WHAT YOU HAVE TO DO
Copy out the listing exactly.
--- Start ---
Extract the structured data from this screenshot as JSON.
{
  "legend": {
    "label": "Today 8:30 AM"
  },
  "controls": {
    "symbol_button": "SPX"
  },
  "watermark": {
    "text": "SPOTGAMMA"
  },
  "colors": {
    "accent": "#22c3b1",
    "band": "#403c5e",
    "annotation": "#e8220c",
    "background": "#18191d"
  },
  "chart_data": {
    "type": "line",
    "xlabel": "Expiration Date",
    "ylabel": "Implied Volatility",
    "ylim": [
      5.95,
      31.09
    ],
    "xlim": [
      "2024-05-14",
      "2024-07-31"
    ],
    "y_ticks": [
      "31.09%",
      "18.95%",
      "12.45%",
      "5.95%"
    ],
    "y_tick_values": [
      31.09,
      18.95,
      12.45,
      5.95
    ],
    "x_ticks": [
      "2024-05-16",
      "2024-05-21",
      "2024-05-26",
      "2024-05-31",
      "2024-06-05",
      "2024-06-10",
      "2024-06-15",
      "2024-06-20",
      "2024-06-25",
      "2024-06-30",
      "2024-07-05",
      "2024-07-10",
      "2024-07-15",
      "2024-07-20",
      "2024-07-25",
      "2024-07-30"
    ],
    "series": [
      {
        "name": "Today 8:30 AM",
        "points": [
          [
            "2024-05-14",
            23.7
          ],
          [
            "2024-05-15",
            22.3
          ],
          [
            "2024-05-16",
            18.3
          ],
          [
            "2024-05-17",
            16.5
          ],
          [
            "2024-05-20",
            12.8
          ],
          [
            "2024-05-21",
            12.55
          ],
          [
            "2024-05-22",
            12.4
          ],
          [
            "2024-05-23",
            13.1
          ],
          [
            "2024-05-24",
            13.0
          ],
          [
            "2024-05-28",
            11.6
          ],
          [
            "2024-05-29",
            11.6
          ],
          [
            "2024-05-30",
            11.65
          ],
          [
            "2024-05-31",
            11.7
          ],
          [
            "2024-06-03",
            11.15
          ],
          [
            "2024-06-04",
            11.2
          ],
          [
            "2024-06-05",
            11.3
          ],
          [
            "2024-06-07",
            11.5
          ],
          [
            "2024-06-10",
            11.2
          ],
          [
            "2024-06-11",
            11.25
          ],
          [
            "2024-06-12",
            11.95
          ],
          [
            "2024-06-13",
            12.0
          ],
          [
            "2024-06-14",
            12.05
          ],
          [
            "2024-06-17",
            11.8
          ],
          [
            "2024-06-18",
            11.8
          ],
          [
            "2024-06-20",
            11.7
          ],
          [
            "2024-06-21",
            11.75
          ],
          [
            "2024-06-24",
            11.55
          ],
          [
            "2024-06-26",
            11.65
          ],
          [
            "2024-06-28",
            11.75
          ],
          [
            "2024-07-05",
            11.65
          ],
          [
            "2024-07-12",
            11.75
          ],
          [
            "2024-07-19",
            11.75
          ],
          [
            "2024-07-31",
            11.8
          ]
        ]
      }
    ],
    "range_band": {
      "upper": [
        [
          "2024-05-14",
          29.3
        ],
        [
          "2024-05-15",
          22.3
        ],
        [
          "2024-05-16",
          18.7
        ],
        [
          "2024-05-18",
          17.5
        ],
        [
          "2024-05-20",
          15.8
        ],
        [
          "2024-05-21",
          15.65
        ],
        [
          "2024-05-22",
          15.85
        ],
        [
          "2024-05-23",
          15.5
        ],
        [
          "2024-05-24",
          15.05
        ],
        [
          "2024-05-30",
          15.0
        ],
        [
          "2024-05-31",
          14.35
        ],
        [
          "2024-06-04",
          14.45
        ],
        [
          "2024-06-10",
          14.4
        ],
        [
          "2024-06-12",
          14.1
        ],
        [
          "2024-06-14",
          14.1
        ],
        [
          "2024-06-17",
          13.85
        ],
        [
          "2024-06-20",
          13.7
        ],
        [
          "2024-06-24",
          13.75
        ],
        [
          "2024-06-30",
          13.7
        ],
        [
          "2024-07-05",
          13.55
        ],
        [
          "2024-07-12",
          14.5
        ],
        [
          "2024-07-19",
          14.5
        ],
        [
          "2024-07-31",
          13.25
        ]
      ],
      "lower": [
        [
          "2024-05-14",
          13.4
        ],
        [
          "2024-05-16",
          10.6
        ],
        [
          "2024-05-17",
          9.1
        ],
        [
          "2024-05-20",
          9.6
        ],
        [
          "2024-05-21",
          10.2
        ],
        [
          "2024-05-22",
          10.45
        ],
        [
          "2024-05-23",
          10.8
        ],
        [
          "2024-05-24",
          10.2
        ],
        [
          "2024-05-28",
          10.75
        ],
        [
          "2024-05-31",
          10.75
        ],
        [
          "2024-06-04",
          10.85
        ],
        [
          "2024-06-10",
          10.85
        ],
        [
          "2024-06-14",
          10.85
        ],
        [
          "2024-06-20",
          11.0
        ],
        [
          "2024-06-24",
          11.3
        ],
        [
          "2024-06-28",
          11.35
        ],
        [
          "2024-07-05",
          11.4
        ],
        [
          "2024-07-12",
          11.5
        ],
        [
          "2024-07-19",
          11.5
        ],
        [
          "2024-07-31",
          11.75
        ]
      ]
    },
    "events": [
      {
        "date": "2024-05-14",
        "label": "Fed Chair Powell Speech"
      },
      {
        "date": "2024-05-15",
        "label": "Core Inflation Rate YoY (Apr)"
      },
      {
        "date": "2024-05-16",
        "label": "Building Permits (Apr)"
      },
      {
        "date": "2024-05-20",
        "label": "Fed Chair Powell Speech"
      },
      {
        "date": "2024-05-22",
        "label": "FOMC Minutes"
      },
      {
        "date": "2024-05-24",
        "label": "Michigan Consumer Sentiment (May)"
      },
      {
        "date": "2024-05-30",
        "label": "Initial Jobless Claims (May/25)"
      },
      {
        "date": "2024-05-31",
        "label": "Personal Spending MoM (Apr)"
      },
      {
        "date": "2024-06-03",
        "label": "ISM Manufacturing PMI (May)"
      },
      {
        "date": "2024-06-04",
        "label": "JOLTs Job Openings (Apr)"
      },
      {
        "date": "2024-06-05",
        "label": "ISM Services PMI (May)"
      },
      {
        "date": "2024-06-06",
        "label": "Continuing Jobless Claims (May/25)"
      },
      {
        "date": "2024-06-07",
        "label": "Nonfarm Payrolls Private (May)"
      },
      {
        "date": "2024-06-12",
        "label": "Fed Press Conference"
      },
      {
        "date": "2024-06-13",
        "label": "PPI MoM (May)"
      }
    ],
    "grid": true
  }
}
--- End ---
RESULT OF THIS TASK
Extract the structured data from this screenshot as JSON.
{
  "legend": {
    "label": "Today 8:30 AM"
  },
  "controls": {
    "symbol_button": "SPX"
  },
  "watermark": {
    "text": "SPOTGAMMA"
  },
  "colors": {
    "accent": "#22c3b1",
    "band": "#403c5e",
    "annotation": "#e8220c",
    "background": "#18191d"
  },
  "chart_data": {
    "type": "line",
    "xlabel": "Expiration Date",
    "ylabel": "Implied Volatility",
    "ylim": [
      5.95,
      31.09
    ],
    "xlim": [
      "2024-05-14",
      "2024-07-31"
    ],
    "y_ticks": [
      "31.09%",
      "18.95%",
      "12.45%",
      "5.95%"
    ],
    "y_tick_values": [
      31.09,
      18.95,
      12.45,
      5.95
    ],
    "x_ticks": [
      "2024-05-16",
      "2024-05-21",
      "2024-05-26",
      "2024-05-31",
      "2024-06-05",
      "2024-06-10",
      "2024-06-15",
      "2024-06-20",
      "2024-06-25",
      "2024-06-30",
      "2024-07-05",
      "2024-07-10",
      "2024-07-15",
      "2024-07-20",
      "2024-07-25",
      "2024-07-30"
    ],
    "series": [
      {
        "name": "Today 8:30 AM",
        "points": [
          [
            "2024-05-14",
            23.7
          ],
          [
            "2024-05-15",
            22.3
          ],
          [
            "2024-05-16",
            18.3
          ],
          [
            "2024-05-17",
            16.5
          ],
          [
            "2024-05-20",
            12.8
          ],
          [
            "2024-05-21",
            12.55
          ],
          [
            "2024-05-22",
            12.4
          ],
          [
            "2024-05-23",
            13.1
          ],
          [
            "2024-05-24",
            13.0
          ],
          [
            "2024-05-28",
            11.6
          ],
          [
            "2024-05-29",
            11.6
          ],
          [
            "2024-05-30",
            11.65
          ],
          [
            "2024-05-31",
            11.7
          ],
          [
            "2024-06-03",
            11.15
          ],
          [
            "2024-06-04",
            11.2
          ],
          [
            "2024-06-05",
            11.3
          ],
          [
            "2024-06-07",
            11.5
          ],
          [
            "2024-06-10",
            11.2
          ],
          [
            "2024-06-11",
            11.25
          ],
          [
            "2024-06-12",
            11.95
          ],
          [
            "2024-06-13",
            12.0
          ],
          [
            "2024-06-14",
            12.05
          ],
          [
            "2024-06-17",
            11.8
          ],
          [
            "2024-06-18",
            11.8
          ],
          [
            "2024-06-20",
            11.7
          ],
          [
            "2024-06-21",
            11.75
          ],
          [
            "2024-06-24",
            11.55
          ],
          [
            "2024-06-26",
            11.65
          ],
          [
            "2024-06-28",
            11.75
          ],
          [
            "2024-07-05",
            11.65
          ],
          [
            "2024-07-12",
            11.75
          ],
          [
            "2024-07-19",
            11.75
          ],
          [
            "2024-07-31",
            11.8
          ]
        ]
      }
    ],
    "range_band": {
      "upper": [
        [
          "2024-05-14",
          29.3
        ],
        [
          "2024-05-15",
          22.3
        ],
        [
          "2024-05-16",
          18.7
        ],
        [
          "2024-05-18",
          17.5
        ],
        [
          "2024-05-20",
          15.8
        ],
        [
          "2024-05-21",
          15.65
        ],
        [
          "2024-05-22",
          15.85
        ],
        [
          "2024-05-23",
          15.5
        ],
        [
          "2024-05-24",
          15.05
        ],
        [
          "2024-05-30",
          15.0
        ],
        [
          "2024-05-31",
          14.35
        ],
        [
          "2024-06-04",
          14.45
        ],
        [
          "2024-06-10",
          14.4
        ],
        [
          "2024-06-12",
          14.1
        ],
        [
          "2024-06-14",
          14.1
        ],
        [
          "2024-06-17",
          13.85
        ],
        [
          "2024-06-20",
          13.7
        ],
        [
          "2024-06-24",
          13.75
        ],
        [
          "2024-06-30",
          13.7
        ],
        [
          "2024-07-05",
          13.55
        ],
        [
          "2024-07-12",
          14.5
        ],
        [
          "2024-07-19",
          14.5
        ],
        [
          "2024-07-31",
          13.25
        ]
      ],
      "lower": [
        [
          "2024-05-14",
          13.4
        ],
        [
          "2024-05-16",
          10.6
        ],
        [
          "2024-05-17",
          9.1
        ],
        [
          "2024-05-20",
          9.6
        ],
        [
          "2024-05-21",
          10.2
        ],
        [
          "2024-05-22",
          10.45
        ],
        [
          "2024-05-23",
          10.8
        ],
        [
          "2024-05-24",
          10.2
        ],
        [
          "2024-05-28",
          10.75
        ],
        [
          "2024-05-31",
          10.75
        ],
        [
          "2024-06-04",
          10.85
        ],
        [
          "2024-06-10",
          10.85
        ],
        [
          "2024-06-14",
          10.85
        ],
        [
          "2024-06-20",
          11.0
        ],
        [
          "2024-06-24",
          11.3
        ],
        [
          "2024-06-28",
          11.35
        ],
        [
          "2024-07-05",
          11.4
        ],
        [
          "2024-07-12",
          11.5
        ],
        [
          "2024-07-19",
          11.5
        ],
        [
          "2024-07-31",
          11.75
        ]
      ]
    },
    "events": [
      {
        "date": "2024-05-14",
        "label": "Fed Chair Powell Speech"
      },
      {
        "date": "2024-05-15",
        "label": "Core Inflation Rate YoY (Apr)"
      },
      {
        "date": "2024-05-16",
        "label": "Building Permits (Apr)"
      },
      {
        "date": "2024-05-20",
        "label": "Fed Chair Powell Speech"
      },
      {
        "date": "2024-05-22",
        "label": "FOMC Minutes"
      },
      {
        "date": "2024-05-24",
        "label": "Michigan Consumer Sentiment (May)"
      },
      {
        "date": "2024-05-30",
        "label": "Initial Jobless Claims (May/25)"
      },
      {
        "date": "2024-05-31",
        "label": "Personal Spending MoM (Apr)"
      },
      {
        "date": "2024-06-03",
        "label": "ISM Manufacturing PMI (May)"
      },
      {
        "date": "2024-06-04",
        "label": "JOLTs Job Openings (Apr)"
      },
      {
        "date": "2024-06-05",
        "label": "ISM Services PMI (May)"
      },
      {
        "date": "2024-06-06",
        "label": "Continuing Jobless Claims (May/25)"
      },
      {
        "date": "2024-06-07",
        "label": "Nonfarm Payrolls Private (May)"
      },
      {
        "date": "2024-06-12",
        "label": "Fed Press Conference"
      },
      {
        "date": "2024-06-13",
        "label": "PPI MoM (May)"
      }
    ],
    "grid": true
  }
}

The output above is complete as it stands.